_Aim of the task_
Show every line below where "ylabel" can be found.

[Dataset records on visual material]
--*--

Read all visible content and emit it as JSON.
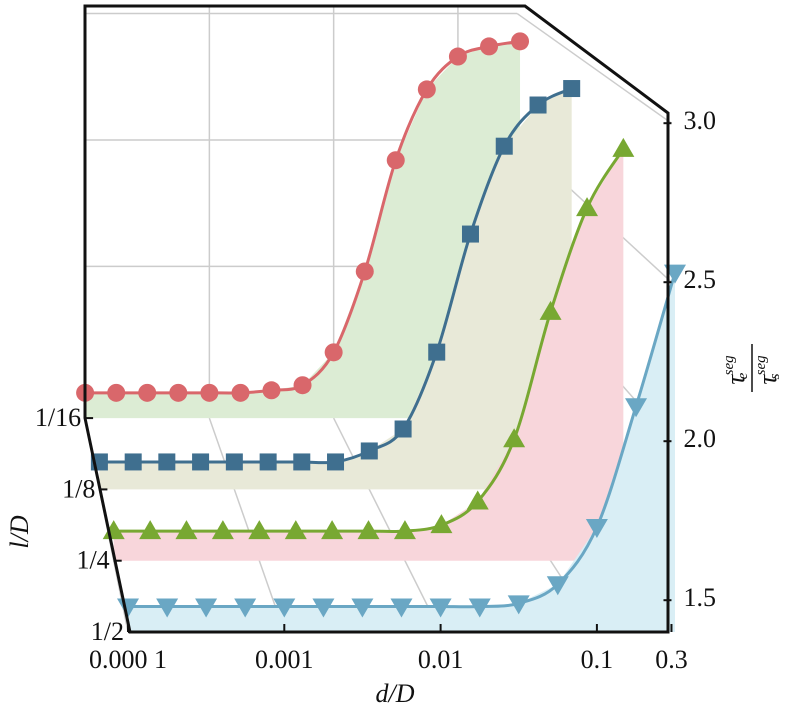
{
  "chart_data": {
    "type": "waterfall",
    "xlabel": "d/D",
    "zlabel": "l/D",
    "ylabel": {
      "top": "τ",
      "top_sub": "e",
      "top_sup": "seg",
      "bottom": "τ",
      "bottom_sub": "s",
      "bottom_sup": "seg"
    },
    "xscale": "log",
    "xlim": [
      0.0001,
      0.3
    ],
    "xticks": [
      {
        "value": 0.0001,
        "label": "0.000 1"
      },
      0.001,
      0.01,
      0.1,
      0.3
    ],
    "ylim": [
      1.4,
      3.0
    ],
    "yticks": [
      1.5,
      {
        "value": 2,
        "label": "2.0"
      },
      2.5,
      {
        "value": 3,
        "label": "3.0"
      }
    ],
    "zticks": [
      {
        "value": 0.0625,
        "label": "1/16"
      },
      {
        "value": 0.125,
        "label": "1/8"
      },
      {
        "value": 0.25,
        "label": "1/4"
      },
      {
        "value": 0.5,
        "label": "1/2"
      }
    ],
    "grid": true,
    "x": [
      0.0001,
      0.000178,
      0.000316,
      0.000562,
      0.001,
      0.00178,
      0.00316,
      0.00562,
      0.01,
      0.0178,
      0.0316,
      0.0562,
      0.1,
      0.178,
      0.316
    ],
    "series": [
      {
        "z": 0.0625,
        "color": "#d9676b",
        "fill": "#dcecd4",
        "marker": "circle",
        "values": [
          1.5,
          1.5,
          1.5,
          1.5,
          1.5,
          1.5,
          1.51,
          1.53,
          1.66,
          1.98,
          2.42,
          2.7,
          2.83,
          2.87,
          2.89
        ]
      },
      {
        "z": 0.125,
        "color": "#3f6f8f",
        "fill": "#e8e9d8",
        "marker": "square",
        "values": [
          1.5,
          1.5,
          1.5,
          1.5,
          1.5,
          1.5,
          1.5,
          1.5,
          1.54,
          1.62,
          1.9,
          2.33,
          2.65,
          2.8,
          2.86
        ]
      },
      {
        "z": 0.25,
        "color": "#78a832",
        "fill": "#f8d6db",
        "marker": "triangle-up",
        "values": [
          1.5,
          1.5,
          1.5,
          1.5,
          1.5,
          1.5,
          1.5,
          1.5,
          1.5,
          1.52,
          1.6,
          1.81,
          2.24,
          2.59,
          2.79
        ]
      },
      {
        "z": 0.5,
        "color": "#6aa7c4",
        "fill": "#d9eef5",
        "marker": "triangle-down",
        "values": [
          1.48,
          1.48,
          1.48,
          1.48,
          1.48,
          1.48,
          1.48,
          1.48,
          1.48,
          1.48,
          1.49,
          1.55,
          1.73,
          2.11,
          2.53
        ]
      }
    ]
  }
}
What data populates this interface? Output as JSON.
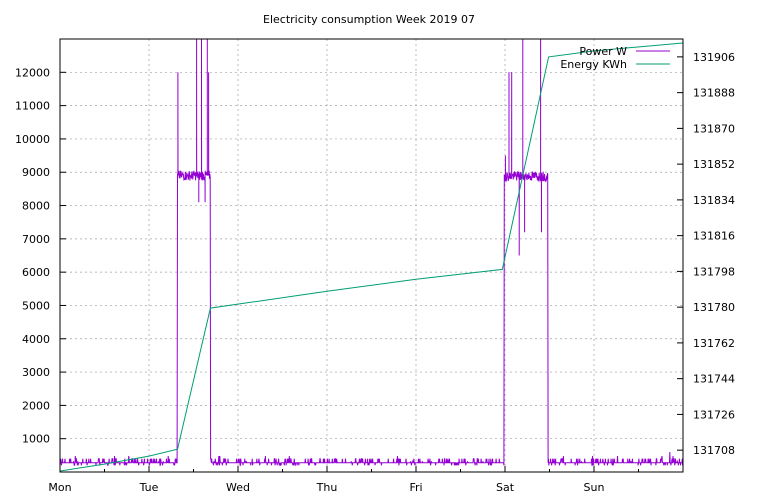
{
  "chart_data": {
    "type": "line",
    "title": "Electricity consumption Week 2019 07",
    "grid": true,
    "legend_position": "top-right",
    "x_categories": [
      "Mon",
      "Tue",
      "Wed",
      "Thu",
      "Fri",
      "Sat",
      "Sun"
    ],
    "x_range_days": [
      0,
      7
    ],
    "y_left": {
      "ticks": [
        1000,
        2000,
        3000,
        4000,
        5000,
        6000,
        7000,
        8000,
        9000,
        10000,
        11000,
        12000
      ],
      "range": [
        0,
        13000
      ]
    },
    "y_right": {
      "ticks": [
        131708,
        131726,
        131744,
        131762,
        131780,
        131798,
        131816,
        131834,
        131852,
        131870,
        131888,
        131906
      ],
      "range": [
        131697,
        131915
      ]
    },
    "series": [
      {
        "name": "Power W",
        "axis": "left",
        "color": "#9400d3",
        "baseline_w": 280,
        "high_periods": [
          {
            "start": 1.32,
            "end": 1.69,
            "level_w": 8900
          },
          {
            "start": 4.99,
            "end": 5.48,
            "level_w": 8880
          }
        ],
        "spikes": [
          {
            "x": 1.325,
            "y": 12000
          },
          {
            "x": 1.535,
            "y": 13000
          },
          {
            "x": 1.56,
            "y": 8100
          },
          {
            "x": 1.59,
            "y": 13000
          },
          {
            "x": 1.63,
            "y": 8100
          },
          {
            "x": 1.655,
            "y": 13000
          },
          {
            "x": 1.67,
            "y": 12000
          },
          {
            "x": 5.005,
            "y": 9500
          },
          {
            "x": 5.045,
            "y": 12000
          },
          {
            "x": 5.075,
            "y": 12000
          },
          {
            "x": 5.16,
            "y": 6500
          },
          {
            "x": 5.2,
            "y": 13000
          },
          {
            "x": 5.22,
            "y": 7200
          },
          {
            "x": 5.4,
            "y": 13000
          },
          {
            "x": 5.41,
            "y": 7200
          }
        ]
      },
      {
        "name": "Energy KWh",
        "axis": "right",
        "color": "#009e73",
        "points": [
          {
            "x": 0.0,
            "y": 131697.5
          },
          {
            "x": 0.5,
            "y": 131701.0
          },
          {
            "x": 1.0,
            "y": 131705.0
          },
          {
            "x": 1.32,
            "y": 131708.5
          },
          {
            "x": 1.69,
            "y": 131779.5
          },
          {
            "x": 3.0,
            "y": 131788.0
          },
          {
            "x": 4.0,
            "y": 131794.0
          },
          {
            "x": 4.97,
            "y": 131799.0
          },
          {
            "x": 5.49,
            "y": 131906.0
          },
          {
            "x": 6.0,
            "y": 131909.0
          },
          {
            "x": 7.0,
            "y": 131913.0
          }
        ]
      }
    ]
  }
}
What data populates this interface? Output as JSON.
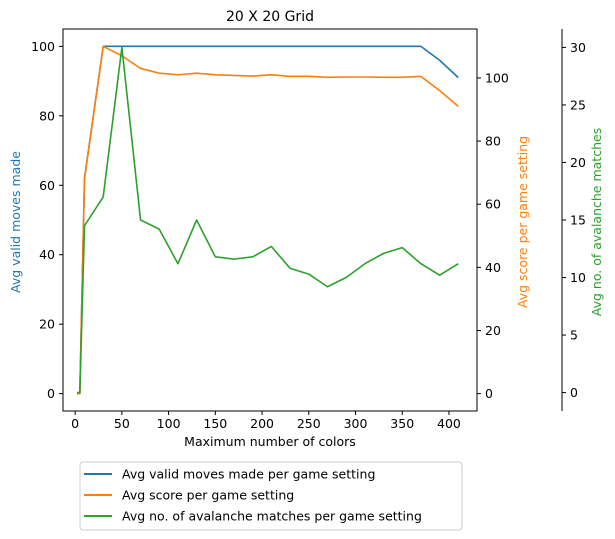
{
  "chart_data": {
    "type": "line",
    "title": "20 X 20 Grid",
    "xlabel": "Maximum number of colors",
    "x": [
      2,
      5,
      10,
      30,
      50,
      70,
      90,
      110,
      130,
      150,
      170,
      190,
      210,
      230,
      250,
      270,
      290,
      310,
      330,
      350,
      370,
      390,
      410
    ],
    "xlim": [
      -13,
      430
    ],
    "xticks": [
      0,
      50,
      100,
      150,
      200,
      250,
      300,
      350,
      400
    ],
    "axes": [
      {
        "id": "left",
        "ylabel": "Avg valid moves made",
        "color": "#1f77b4",
        "ylim": [
          -5,
          105
        ],
        "yticks": [
          0,
          20,
          40,
          60,
          80,
          100
        ]
      },
      {
        "id": "right1",
        "ylabel": "Avg score per game setting",
        "color": "#ff7f0e",
        "ylim": [
          -5.5,
          115.5
        ],
        "yticks": [
          0,
          20,
          40,
          60,
          80,
          100
        ]
      },
      {
        "id": "right2",
        "ylabel": "Avg no. of avalanche matches",
        "color": "#2ca02c",
        "ylim": [
          -1.6,
          31.6
        ],
        "yticks": [
          0,
          5,
          10,
          15,
          20,
          25,
          30
        ]
      }
    ],
    "series": [
      {
        "name": "Avg valid moves made per game setting",
        "axis": "left",
        "color": "#1f77b4",
        "values": [
          0,
          0,
          62,
          100,
          100,
          100,
          100,
          100,
          100,
          100,
          100,
          100,
          100,
          100,
          100,
          100,
          100,
          100,
          100,
          100,
          100,
          96,
          91
        ]
      },
      {
        "name": "Avg score per game setting",
        "axis": "right1",
        "color": "#ff7f0e",
        "values": [
          0,
          0,
          68,
          110,
          107,
          103,
          101.5,
          101,
          101.5,
          101,
          100.8,
          100.6,
          101,
          100.5,
          100.5,
          100.2,
          100.3,
          100.3,
          100.2,
          100.2,
          100.5,
          96,
          91
        ]
      },
      {
        "name": "Avg no. of avalanche matches per game setting",
        "axis": "right2",
        "color": "#2ca02c",
        "values": [
          0,
          0,
          14.5,
          17,
          30,
          15,
          14.2,
          11.2,
          15,
          11.8,
          11.6,
          11.8,
          12.7,
          10.8,
          10.3,
          9.2,
          10.0,
          11.2,
          12.1,
          12.6,
          11.2,
          10.2,
          11.2
        ]
      }
    ],
    "legend_position": "below-plot",
    "grid": false
  }
}
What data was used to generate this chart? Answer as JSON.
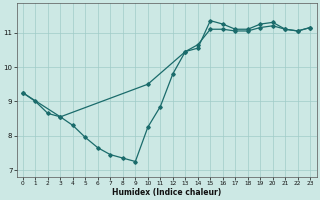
{
  "xlabel": "Humidex (Indice chaleur)",
  "bg_color": "#cce8e4",
  "grid_color": "#a0ccc8",
  "line_color": "#1a6b6b",
  "zigzag_x": [
    0,
    1,
    2,
    3,
    4,
    5,
    6,
    7,
    8,
    9,
    10,
    11,
    12,
    13,
    14,
    15,
    16,
    17,
    18,
    19,
    20,
    21,
    22,
    23
  ],
  "zigzag_y": [
    9.25,
    9.0,
    8.65,
    8.55,
    8.3,
    7.95,
    7.65,
    7.45,
    7.35,
    7.25,
    8.25,
    8.85,
    9.8,
    10.45,
    10.55,
    11.35,
    11.25,
    11.1,
    11.1,
    11.25,
    11.3,
    11.1,
    11.05,
    11.15
  ],
  "straight_x": [
    0,
    3,
    10,
    13,
    14,
    15,
    16,
    17,
    18,
    19,
    20,
    21,
    22,
    23
  ],
  "straight_y": [
    9.25,
    8.55,
    9.5,
    10.45,
    10.65,
    11.1,
    11.1,
    11.05,
    11.05,
    11.15,
    11.2,
    11.1,
    11.05,
    11.15
  ],
  "ylim": [
    6.8,
    11.85
  ],
  "xlim": [
    -0.5,
    23.5
  ],
  "yticks": [
    7,
    8,
    9,
    10,
    11
  ],
  "xticks": [
    0,
    1,
    2,
    3,
    4,
    5,
    6,
    7,
    8,
    9,
    10,
    11,
    12,
    13,
    14,
    15,
    16,
    17,
    18,
    19,
    20,
    21,
    22,
    23
  ]
}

--*--

_Output for this exercise_
    "ylabel": {
        "ylabel": "Avg valid moves made",
        "ylabel": "Avg score per game setting",
        "ylabel": "Avg no. of avalanche matches",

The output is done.